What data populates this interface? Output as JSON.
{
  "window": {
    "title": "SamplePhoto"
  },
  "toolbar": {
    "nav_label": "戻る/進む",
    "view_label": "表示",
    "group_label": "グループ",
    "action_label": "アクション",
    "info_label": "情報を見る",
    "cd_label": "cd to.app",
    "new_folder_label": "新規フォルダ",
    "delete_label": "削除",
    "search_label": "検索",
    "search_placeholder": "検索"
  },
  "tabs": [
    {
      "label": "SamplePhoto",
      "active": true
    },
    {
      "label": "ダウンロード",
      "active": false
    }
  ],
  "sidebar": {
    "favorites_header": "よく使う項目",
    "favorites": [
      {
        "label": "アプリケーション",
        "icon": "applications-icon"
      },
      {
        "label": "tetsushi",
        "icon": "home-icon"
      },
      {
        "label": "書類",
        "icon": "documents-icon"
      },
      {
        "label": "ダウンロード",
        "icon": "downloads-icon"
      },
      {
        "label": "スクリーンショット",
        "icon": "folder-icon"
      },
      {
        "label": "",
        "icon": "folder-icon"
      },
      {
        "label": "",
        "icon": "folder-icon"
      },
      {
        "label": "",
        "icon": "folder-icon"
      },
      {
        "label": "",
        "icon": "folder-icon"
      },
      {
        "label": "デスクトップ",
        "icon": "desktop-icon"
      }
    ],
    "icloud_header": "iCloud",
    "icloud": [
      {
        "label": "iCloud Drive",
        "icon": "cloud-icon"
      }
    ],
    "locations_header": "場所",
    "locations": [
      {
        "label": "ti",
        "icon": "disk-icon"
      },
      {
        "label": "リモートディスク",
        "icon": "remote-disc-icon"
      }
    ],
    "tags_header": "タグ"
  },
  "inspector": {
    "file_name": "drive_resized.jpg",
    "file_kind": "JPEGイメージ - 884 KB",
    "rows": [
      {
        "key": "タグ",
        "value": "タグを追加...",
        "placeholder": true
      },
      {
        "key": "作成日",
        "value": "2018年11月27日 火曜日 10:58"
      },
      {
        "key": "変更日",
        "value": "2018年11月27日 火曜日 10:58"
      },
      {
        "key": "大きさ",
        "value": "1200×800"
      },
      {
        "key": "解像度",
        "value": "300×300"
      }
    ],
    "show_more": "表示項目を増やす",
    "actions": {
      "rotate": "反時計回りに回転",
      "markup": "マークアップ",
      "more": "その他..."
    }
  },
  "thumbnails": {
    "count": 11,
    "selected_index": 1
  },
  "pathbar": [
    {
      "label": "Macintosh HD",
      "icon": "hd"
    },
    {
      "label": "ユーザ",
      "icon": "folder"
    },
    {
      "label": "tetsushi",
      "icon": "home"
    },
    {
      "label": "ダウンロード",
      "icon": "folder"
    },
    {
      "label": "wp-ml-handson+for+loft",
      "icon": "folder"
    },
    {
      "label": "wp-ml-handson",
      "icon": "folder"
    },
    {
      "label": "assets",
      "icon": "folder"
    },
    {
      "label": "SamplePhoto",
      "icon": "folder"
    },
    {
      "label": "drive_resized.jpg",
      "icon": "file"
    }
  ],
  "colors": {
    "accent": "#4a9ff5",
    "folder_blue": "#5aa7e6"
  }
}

* WHAT IS BEING ASKED: Write out every entry word for word.

* SOLUTION TO THE EXERCISE:
What data populates this interface? Output as JSON.
{
  "window": {
    "title": "SamplePhoto"
  },
  "toolbar": {
    "nav_label": "戻る/進む",
    "view_label": "表示",
    "group_label": "グループ",
    "action_label": "アクション",
    "info_label": "情報を見る",
    "cd_label": "cd to.app",
    "new_folder_label": "新規フォルダ",
    "delete_label": "削除",
    "search_label": "検索",
    "search_placeholder": "検索"
  },
  "tabs": [
    {
      "label": "SamplePhoto",
      "active": true
    },
    {
      "label": "ダウンロード",
      "active": false
    }
  ],
  "sidebar": {
    "favorites_header": "よく使う項目",
    "favorites": [
      {
        "label": "アプリケーション",
        "icon": "applications-icon"
      },
      {
        "label": "tetsushi",
        "icon": "home-icon"
      },
      {
        "label": "書類",
        "icon": "documents-icon"
      },
      {
        "label": "ダウンロード",
        "icon": "downloads-icon"
      },
      {
        "label": "スクリーンショット",
        "icon": "folder-icon"
      },
      {
        "label": "",
        "icon": "folder-icon"
      },
      {
        "label": "",
        "icon": "folder-icon"
      },
      {
        "label": "",
        "icon": "folder-icon"
      },
      {
        "label": "",
        "icon": "folder-icon"
      },
      {
        "label": "デスクトップ",
        "icon": "desktop-icon"
      }
    ],
    "icloud_header": "iCloud",
    "icloud": [
      {
        "label": "iCloud Drive",
        "icon": "cloud-icon"
      }
    ],
    "locations_header": "場所",
    "locations": [
      {
        "label": "ti",
        "icon": "disk-icon"
      },
      {
        "label": "リモートディスク",
        "icon": "remote-disc-icon"
      }
    ],
    "tags_header": "タグ"
  },
  "inspector": {
    "file_name": "drive_resized.jpg",
    "file_kind": "JPEGイメージ - 884 KB",
    "rows": [
      {
        "key": "タグ",
        "value": "タグを追加...",
        "placeholder": true
      },
      {
        "key": "作成日",
        "value": "2018年11月27日 火曜日 10:58"
      },
      {
        "key": "変更日",
        "value": "2018年11月27日 火曜日 10:58"
      },
      {
        "key": "大きさ",
        "value": "1200×800"
      },
      {
        "key": "解像度",
        "value": "300×300"
      }
    ],
    "show_more": "表示項目を増やす",
    "actions": {
      "rotate": "反時計回りに回転",
      "markup": "マークアップ",
      "more": "その他..."
    }
  },
  "thumbnails": {
    "count": 11,
    "selected_index": 1
  },
  "pathbar": [
    {
      "label": "Macintosh HD",
      "icon": "hd"
    },
    {
      "label": "ユーザ",
      "icon": "folder"
    },
    {
      "label": "tetsushi",
      "icon": "home"
    },
    {
      "label": "ダウンロード",
      "icon": "folder"
    },
    {
      "label": "wp-ml-handson+for+loft",
      "icon": "folder"
    },
    {
      "label": "wp-ml-handson",
      "icon": "folder"
    },
    {
      "label": "assets",
      "icon": "folder"
    },
    {
      "label": "SamplePhoto",
      "icon": "folder"
    },
    {
      "label": "drive_resized.jpg",
      "icon": "file"
    }
  ],
  "colors": {
    "accent": "#4a9ff5",
    "folder_blue": "#5aa7e6"
  }
}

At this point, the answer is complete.